Start of Provided data

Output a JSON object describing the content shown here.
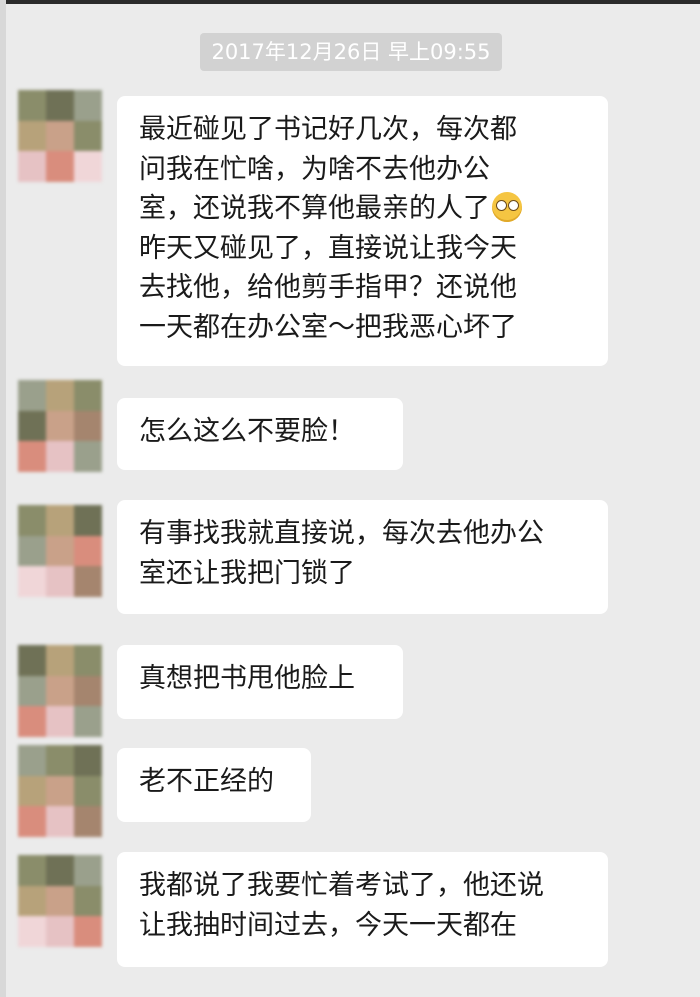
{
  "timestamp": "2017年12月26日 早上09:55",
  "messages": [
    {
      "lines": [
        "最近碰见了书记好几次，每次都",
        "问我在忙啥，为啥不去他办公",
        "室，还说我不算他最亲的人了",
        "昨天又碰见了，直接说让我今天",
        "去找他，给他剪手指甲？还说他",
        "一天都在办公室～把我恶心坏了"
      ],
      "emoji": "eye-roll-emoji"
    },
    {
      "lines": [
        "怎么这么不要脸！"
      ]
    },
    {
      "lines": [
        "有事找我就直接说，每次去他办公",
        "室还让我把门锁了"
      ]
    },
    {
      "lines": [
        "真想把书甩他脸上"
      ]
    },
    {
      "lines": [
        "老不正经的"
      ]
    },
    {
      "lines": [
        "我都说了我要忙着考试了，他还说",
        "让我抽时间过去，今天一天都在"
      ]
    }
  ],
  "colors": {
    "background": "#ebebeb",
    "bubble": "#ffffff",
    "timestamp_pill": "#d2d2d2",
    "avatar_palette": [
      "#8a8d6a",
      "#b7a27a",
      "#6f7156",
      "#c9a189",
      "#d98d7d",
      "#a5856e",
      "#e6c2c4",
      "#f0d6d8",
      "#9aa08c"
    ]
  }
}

End of Provided data
Start of Provided data

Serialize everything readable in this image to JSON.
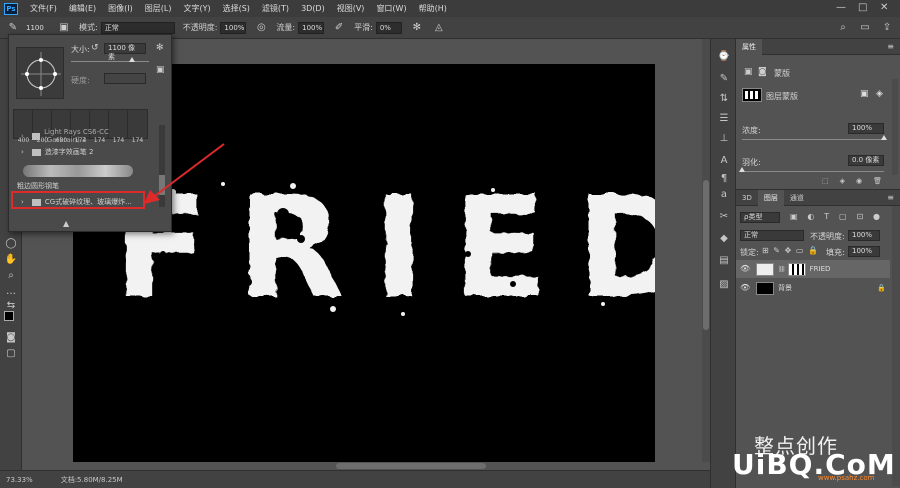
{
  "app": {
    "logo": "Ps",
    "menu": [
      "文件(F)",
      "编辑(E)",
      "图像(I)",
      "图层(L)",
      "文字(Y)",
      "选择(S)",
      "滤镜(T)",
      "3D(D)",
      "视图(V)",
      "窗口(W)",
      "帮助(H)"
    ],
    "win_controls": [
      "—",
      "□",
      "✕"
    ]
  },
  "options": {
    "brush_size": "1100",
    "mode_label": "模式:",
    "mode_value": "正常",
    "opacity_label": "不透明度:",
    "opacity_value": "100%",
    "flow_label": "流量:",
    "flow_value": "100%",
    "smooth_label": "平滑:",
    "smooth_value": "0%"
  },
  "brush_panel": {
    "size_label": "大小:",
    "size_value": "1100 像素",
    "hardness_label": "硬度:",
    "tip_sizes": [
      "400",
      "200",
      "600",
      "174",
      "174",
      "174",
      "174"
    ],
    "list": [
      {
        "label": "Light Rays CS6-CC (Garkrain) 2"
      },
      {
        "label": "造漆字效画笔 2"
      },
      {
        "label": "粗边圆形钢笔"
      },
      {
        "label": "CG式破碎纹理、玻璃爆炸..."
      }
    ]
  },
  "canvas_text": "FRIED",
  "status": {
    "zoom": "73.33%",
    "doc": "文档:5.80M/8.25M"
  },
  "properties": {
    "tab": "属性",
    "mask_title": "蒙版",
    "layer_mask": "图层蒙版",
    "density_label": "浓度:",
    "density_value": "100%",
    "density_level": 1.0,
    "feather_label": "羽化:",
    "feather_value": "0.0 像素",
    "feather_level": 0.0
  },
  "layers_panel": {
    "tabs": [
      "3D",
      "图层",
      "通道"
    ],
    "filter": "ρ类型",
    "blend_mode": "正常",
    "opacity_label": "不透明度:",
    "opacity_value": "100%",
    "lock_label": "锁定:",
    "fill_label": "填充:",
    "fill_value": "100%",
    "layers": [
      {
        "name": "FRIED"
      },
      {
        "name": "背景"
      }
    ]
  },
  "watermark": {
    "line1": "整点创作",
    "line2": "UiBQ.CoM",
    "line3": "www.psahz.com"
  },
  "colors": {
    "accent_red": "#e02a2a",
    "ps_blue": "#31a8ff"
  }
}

End of Provided data

(Your objective): Using the listing above, pull out all lines that hold the word "JSON".

(Output of the exercise):
Output a JSON object describing the content shown here.
Serialize everything readable in this image to JSON.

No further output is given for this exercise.